▶ Directions for this task: Give the listing again character for character, but drop the images.

(Source records)
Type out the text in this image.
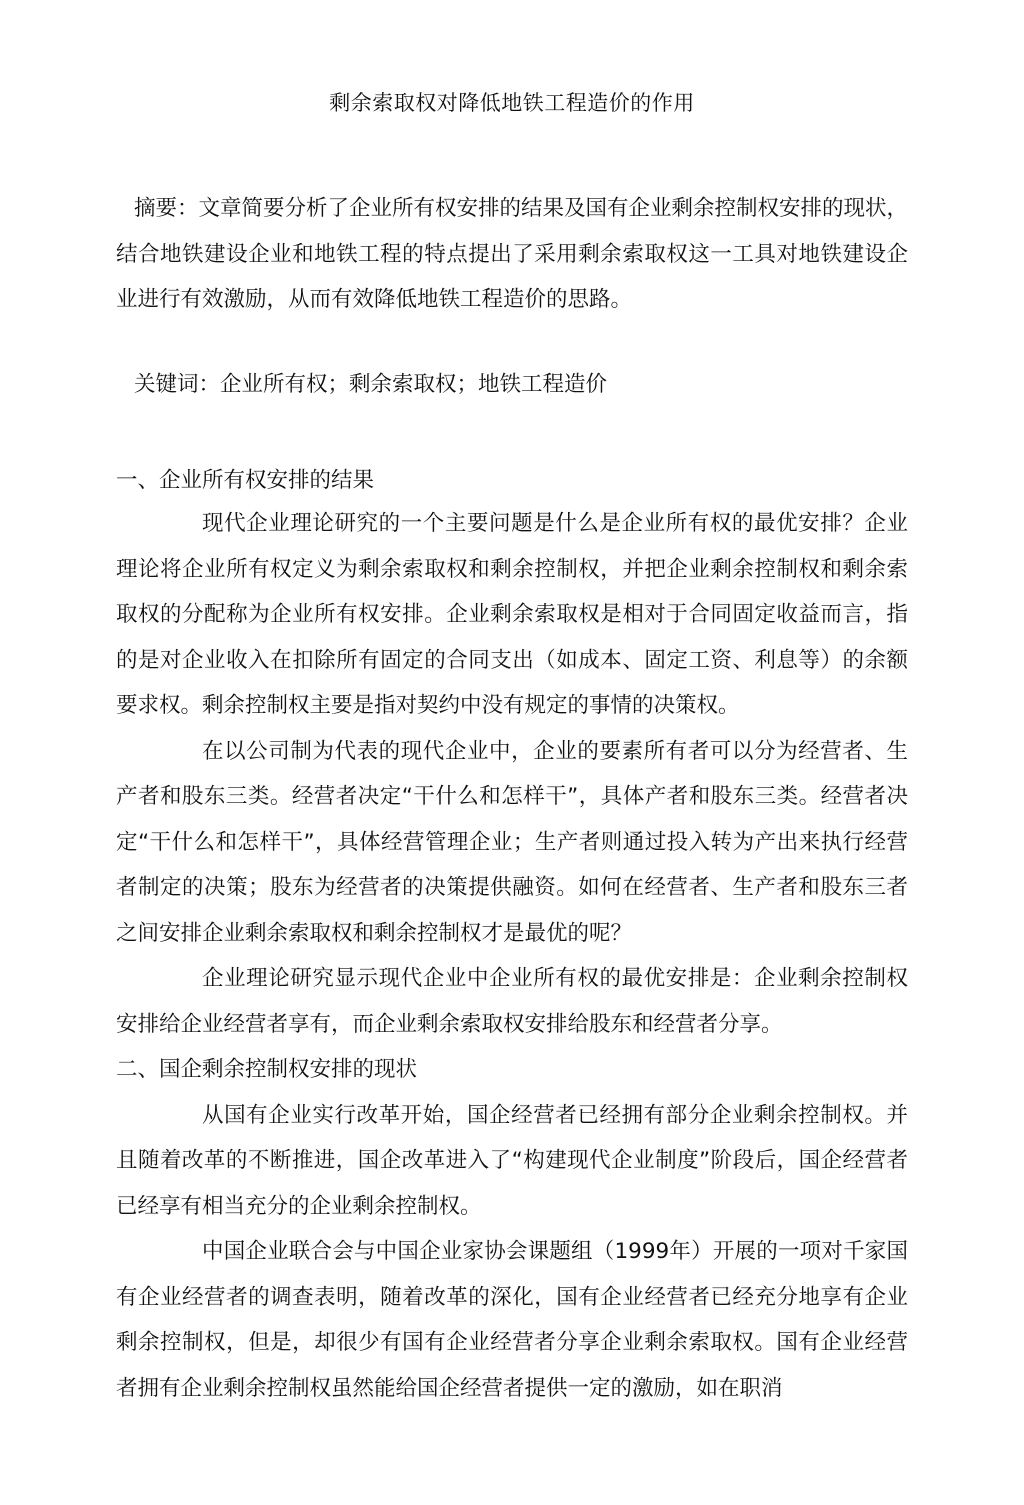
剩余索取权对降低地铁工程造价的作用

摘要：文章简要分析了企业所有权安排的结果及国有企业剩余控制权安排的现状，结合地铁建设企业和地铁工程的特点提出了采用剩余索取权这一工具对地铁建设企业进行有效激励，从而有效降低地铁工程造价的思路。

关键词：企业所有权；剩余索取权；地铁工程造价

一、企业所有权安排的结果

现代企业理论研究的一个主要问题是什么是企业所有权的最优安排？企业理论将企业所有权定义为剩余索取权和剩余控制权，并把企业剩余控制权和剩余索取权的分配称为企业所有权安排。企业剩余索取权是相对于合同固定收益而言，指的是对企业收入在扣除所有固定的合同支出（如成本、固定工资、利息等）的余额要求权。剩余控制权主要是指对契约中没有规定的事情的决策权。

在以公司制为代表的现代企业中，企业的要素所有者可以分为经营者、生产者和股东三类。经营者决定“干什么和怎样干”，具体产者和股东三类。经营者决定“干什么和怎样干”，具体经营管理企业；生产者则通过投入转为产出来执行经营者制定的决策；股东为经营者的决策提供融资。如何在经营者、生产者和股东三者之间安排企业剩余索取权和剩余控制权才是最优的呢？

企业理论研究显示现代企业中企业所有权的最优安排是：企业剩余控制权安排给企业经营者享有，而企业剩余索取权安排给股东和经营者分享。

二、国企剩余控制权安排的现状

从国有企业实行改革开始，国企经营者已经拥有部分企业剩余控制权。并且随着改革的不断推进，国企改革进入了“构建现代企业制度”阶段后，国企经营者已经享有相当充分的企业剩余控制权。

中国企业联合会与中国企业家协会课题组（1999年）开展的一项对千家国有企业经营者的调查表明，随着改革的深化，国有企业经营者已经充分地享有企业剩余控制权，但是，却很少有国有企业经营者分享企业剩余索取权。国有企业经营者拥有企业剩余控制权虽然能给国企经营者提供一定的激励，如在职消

▶ Response to the exercise:
Type out the text in this image.
剩余索取权对降低地铁工程造价的作用

摘要：文章简要分析了企业所有权安排的结果及国有企业剩余控制权安排的现状，结合地铁建设企业和地铁工程的特点提出了采用剩余索取权这一工具对地铁建设企业进行有效激励，从而有效降低地铁工程造价的思路。

关键词：企业所有权；剩余索取权；地铁工程造价

一、企业所有权安排的结果

现代企业理论研究的一个主要问题是什么是企业所有权的最优安排？企业理论将企业所有权定义为剩余索取权和剩余控制权，并把企业剩余控制权和剩余索取权的分配称为企业所有权安排。企业剩余索取权是相对于合同固定收益而言，指的是对企业收入在扣除所有固定的合同支出（如成本、固定工资、利息等）的余额要求权。剩余控制权主要是指对契约中没有规定的事情的决策权。

在以公司制为代表的现代企业中，企业的要素所有者可以分为经营者、生产者和股东三类。经营者决定“干什么和怎样干”，具体产者和股东三类。经营者决定“干什么和怎样干”，具体经营管理企业；生产者则通过投入转为产出来执行经营者制定的决策；股东为经营者的决策提供融资。如何在经营者、生产者和股东三者之间安排企业剩余索取权和剩余控制权才是最优的呢？

企业理论研究显示现代企业中企业所有权的最优安排是：企业剩余控制权安排给企业经营者享有，而企业剩余索取权安排给股东和经营者分享。

二、国企剩余控制权安排的现状

从国有企业实行改革开始，国企经营者已经拥有部分企业剩余控制权。并且随着改革的不断推进，国企改革进入了“构建现代企业制度”阶段后，国企经营者已经享有相当充分的企业剩余控制权。

中国企业联合会与中国企业家协会课题组（1999年）开展的一项对千家国有企业经营者的调查表明，随着改革的深化，国有企业经营者已经充分地享有企业剩余控制权，但是，却很少有国有企业经营者分享企业剩余索取权。国有企业经营者拥有企业剩余控制权虽然能给国企经营者提供一定的激励，如在职消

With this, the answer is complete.